WHAT THE EXERCISE ASKS: Output every entry exactly, from the first line to the last.

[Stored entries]
▶
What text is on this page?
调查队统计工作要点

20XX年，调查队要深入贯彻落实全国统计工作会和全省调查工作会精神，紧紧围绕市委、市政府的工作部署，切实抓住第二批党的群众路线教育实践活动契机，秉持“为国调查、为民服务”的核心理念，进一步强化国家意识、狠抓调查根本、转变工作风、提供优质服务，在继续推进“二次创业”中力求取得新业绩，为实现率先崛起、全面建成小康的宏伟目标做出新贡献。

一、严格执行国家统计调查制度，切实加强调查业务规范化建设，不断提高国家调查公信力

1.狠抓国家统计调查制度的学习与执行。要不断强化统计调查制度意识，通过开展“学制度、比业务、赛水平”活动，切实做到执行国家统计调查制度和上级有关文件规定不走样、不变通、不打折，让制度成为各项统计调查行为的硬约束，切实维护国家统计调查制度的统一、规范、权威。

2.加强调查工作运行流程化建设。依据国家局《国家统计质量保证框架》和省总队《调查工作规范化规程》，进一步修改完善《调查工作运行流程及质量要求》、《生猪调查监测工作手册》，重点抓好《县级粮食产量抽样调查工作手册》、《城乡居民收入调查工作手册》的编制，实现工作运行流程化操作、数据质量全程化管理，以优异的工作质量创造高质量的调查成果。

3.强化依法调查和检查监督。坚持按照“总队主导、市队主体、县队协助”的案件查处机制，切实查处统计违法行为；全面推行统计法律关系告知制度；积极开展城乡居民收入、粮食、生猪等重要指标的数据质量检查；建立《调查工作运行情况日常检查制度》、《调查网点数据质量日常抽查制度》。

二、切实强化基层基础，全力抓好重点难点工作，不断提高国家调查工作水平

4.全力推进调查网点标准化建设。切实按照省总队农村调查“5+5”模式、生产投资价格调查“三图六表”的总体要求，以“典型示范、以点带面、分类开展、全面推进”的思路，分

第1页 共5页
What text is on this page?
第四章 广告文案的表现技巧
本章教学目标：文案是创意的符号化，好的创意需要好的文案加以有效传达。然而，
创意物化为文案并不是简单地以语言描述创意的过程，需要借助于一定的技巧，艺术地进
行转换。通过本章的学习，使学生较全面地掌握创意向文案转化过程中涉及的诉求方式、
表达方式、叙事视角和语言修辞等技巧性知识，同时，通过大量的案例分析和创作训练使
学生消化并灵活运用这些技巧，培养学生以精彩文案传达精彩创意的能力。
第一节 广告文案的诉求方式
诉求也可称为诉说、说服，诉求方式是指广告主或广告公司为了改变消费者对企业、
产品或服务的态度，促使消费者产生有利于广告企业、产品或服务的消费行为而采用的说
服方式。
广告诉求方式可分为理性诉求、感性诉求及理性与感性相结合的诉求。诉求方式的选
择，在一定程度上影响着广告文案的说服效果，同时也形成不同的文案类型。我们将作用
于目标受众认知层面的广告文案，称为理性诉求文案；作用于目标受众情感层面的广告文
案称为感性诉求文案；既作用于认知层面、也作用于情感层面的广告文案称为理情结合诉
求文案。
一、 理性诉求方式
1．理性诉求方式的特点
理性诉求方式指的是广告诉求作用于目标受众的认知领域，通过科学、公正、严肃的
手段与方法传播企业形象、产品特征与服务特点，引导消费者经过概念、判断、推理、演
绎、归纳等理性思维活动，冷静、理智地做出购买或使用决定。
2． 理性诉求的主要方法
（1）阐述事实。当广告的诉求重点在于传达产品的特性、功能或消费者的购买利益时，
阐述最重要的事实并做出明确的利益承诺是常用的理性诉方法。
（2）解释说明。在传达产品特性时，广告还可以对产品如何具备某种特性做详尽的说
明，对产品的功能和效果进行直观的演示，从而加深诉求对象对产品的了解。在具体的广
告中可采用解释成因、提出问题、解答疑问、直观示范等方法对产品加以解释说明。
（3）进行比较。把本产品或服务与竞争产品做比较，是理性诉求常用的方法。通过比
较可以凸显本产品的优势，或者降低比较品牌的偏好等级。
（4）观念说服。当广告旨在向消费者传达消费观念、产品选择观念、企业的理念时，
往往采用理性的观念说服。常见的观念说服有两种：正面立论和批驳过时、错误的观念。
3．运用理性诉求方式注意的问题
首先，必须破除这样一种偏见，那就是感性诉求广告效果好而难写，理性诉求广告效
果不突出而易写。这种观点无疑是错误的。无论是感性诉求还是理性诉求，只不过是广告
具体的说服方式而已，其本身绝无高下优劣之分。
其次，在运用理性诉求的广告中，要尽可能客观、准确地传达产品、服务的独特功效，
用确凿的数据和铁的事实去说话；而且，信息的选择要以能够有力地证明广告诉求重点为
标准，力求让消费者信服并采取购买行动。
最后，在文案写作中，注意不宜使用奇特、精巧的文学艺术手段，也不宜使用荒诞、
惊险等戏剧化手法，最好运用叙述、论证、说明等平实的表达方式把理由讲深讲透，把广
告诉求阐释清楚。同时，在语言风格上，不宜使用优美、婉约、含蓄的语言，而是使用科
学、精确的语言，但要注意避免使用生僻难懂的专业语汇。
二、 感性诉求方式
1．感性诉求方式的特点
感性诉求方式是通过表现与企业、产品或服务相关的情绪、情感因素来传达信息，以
◀
COMPLETED EXERCISE:
What text is on this page?
调查队统计工作要点

20XX年，调查队要深入贯彻落实全国统计工作会和全省调查工作会精神，紧紧围绕市委、市政府的工作部署，切实抓住第二批党的群众路线教育实践活动契机，秉持“为国调查、为民服务”的核心理念，进一步强化国家意识、狠抓调查根本、转变工作风、提供优质服务，在继续推进“二次创业”中力求取得新业绩，为实现率先崛起、全面建成小康的宏伟目标做出新贡献。

一、严格执行国家统计调查制度，切实加强调查业务规范化建设，不断提高国家调查公信力

1.狠抓国家统计调查制度的学习与执行。要不断强化统计调查制度意识，通过开展“学制度、比业务、赛水平”活动，切实做到执行国家统计调查制度和上级有关文件规定不走样、不变通、不打折，让制度成为各项统计调查行为的硬约束，切实维护国家统计调查制度的统一、规范、权威。

2.加强调查工作运行流程化建设。依据国家局《国家统计质量保证框架》和省总队《调查工作规范化规程》，进一步修改完善《调查工作运行流程及质量要求》、《生猪调查监测工作手册》，重点抓好《县级粮食产量抽样调查工作手册》、《城乡居民收入调查工作手册》的编制，实现工作运行流程化操作、数据质量全程化管理，以优异的工作质量创造高质量的调查成果。

3.强化依法调查和检查监督。坚持按照“总队主导、市队主体、县队协助”的案件查处机制，切实查处统计违法行为；全面推行统计法律关系告知制度；积极开展城乡居民收入、粮食、生猪等重要指标的数据质量检查；建立《调查工作运行情况日常检查制度》、《调查网点数据质量日常抽查制度》。

二、切实强化基层基础，全力抓好重点难点工作，不断提高国家调查工作水平

4.全力推进调查网点标准化建设。切实按照省总队农村调查“5+5”模式、生产投资价格调查“三图六表”的总体要求，以“典型示范、以点带面、分类开展、全面推进”的思路，分

第1页 共5页
What text is on this page?
第四章 广告文案的表现技巧
本章教学目标：文案是创意的符号化，好的创意需要好的文案加以有效传达。然而，
创意物化为文案并不是简单地以语言描述创意的过程，需要借助于一定的技巧，艺术地进
行转换。通过本章的学习，使学生较全面地掌握创意向文案转化过程中涉及的诉求方式、
表达方式、叙事视角和语言修辞等技巧性知识，同时，通过大量的案例分析和创作训练使
学生消化并灵活运用这些技巧，培养学生以精彩文案传达精彩创意的能力。
第一节 广告文案的诉求方式
诉求也可称为诉说、说服，诉求方式是指广告主或广告公司为了改变消费者对企业、
产品或服务的态度，促使消费者产生有利于广告企业、产品或服务的消费行为而采用的说
服方式。
广告诉求方式可分为理性诉求、感性诉求及理性与感性相结合的诉求。诉求方式的选
择，在一定程度上影响着广告文案的说服效果，同时也形成不同的文案类型。我们将作用
于目标受众认知层面的广告文案，称为理性诉求文案；作用于目标受众情感层面的广告文
案称为感性诉求文案；既作用于认知层面、也作用于情感层面的广告文案称为理情结合诉
求文案。
一、 理性诉求方式
1．理性诉求方式的特点
理性诉求方式指的是广告诉求作用于目标受众的认知领域，通过科学、公正、严肃的
手段与方法传播企业形象、产品特征与服务特点，引导消费者经过概念、判断、推理、演
绎、归纳等理性思维活动，冷静、理智地做出购买或使用决定。
2． 理性诉求的主要方法
（1）阐述事实。当广告的诉求重点在于传达产品的特性、功能或消费者的购买利益时，
阐述最重要的事实并做出明确的利益承诺是常用的理性诉方法。
（2）解释说明。在传达产品特性时，广告还可以对产品如何具备某种特性做详尽的说
明，对产品的功能和效果进行直观的演示，从而加深诉求对象对产品的了解。在具体的广
告中可采用解释成因、提出问题、解答疑问、直观示范等方法对产品加以解释说明。
（3）进行比较。把本产品或服务与竞争产品做比较，是理性诉求常用的方法。通过比
较可以凸显本产品的优势，或者降低比较品牌的偏好等级。
（4）观念说服。当广告旨在向消费者传达消费观念、产品选择观念、企业的理念时，
往往采用理性的观念说服。常见的观念说服有两种：正面立论和批驳过时、错误的观念。
3．运用理性诉求方式注意的问题
首先，必须破除这样一种偏见，那就是感性诉求广告效果好而难写，理性诉求广告效
果不突出而易写。这种观点无疑是错误的。无论是感性诉求还是理性诉求，只不过是广告
具体的说服方式而已，其本身绝无高下优劣之分。
其次，在运用理性诉求的广告中，要尽可能客观、准确地传达产品、服务的独特功效，
用确凿的数据和铁的事实去说话；而且，信息的选择要以能够有力地证明广告诉求重点为
标准，力求让消费者信服并采取购买行动。
最后，在文案写作中，注意不宜使用奇特、精巧的文学艺术手段，也不宜使用荒诞、
惊险等戏剧化手法，最好运用叙述、论证、说明等平实的表达方式把理由讲深讲透，把广
告诉求阐释清楚。同时，在语言风格上，不宜使用优美、婉约、含蓄的语言，而是使用科
学、精确的语言，但要注意避免使用生僻难懂的专业语汇。
二、 感性诉求方式
1．感性诉求方式的特点
感性诉求方式是通过表现与企业、产品或服务相关的情绪、情感因素来传达信息，以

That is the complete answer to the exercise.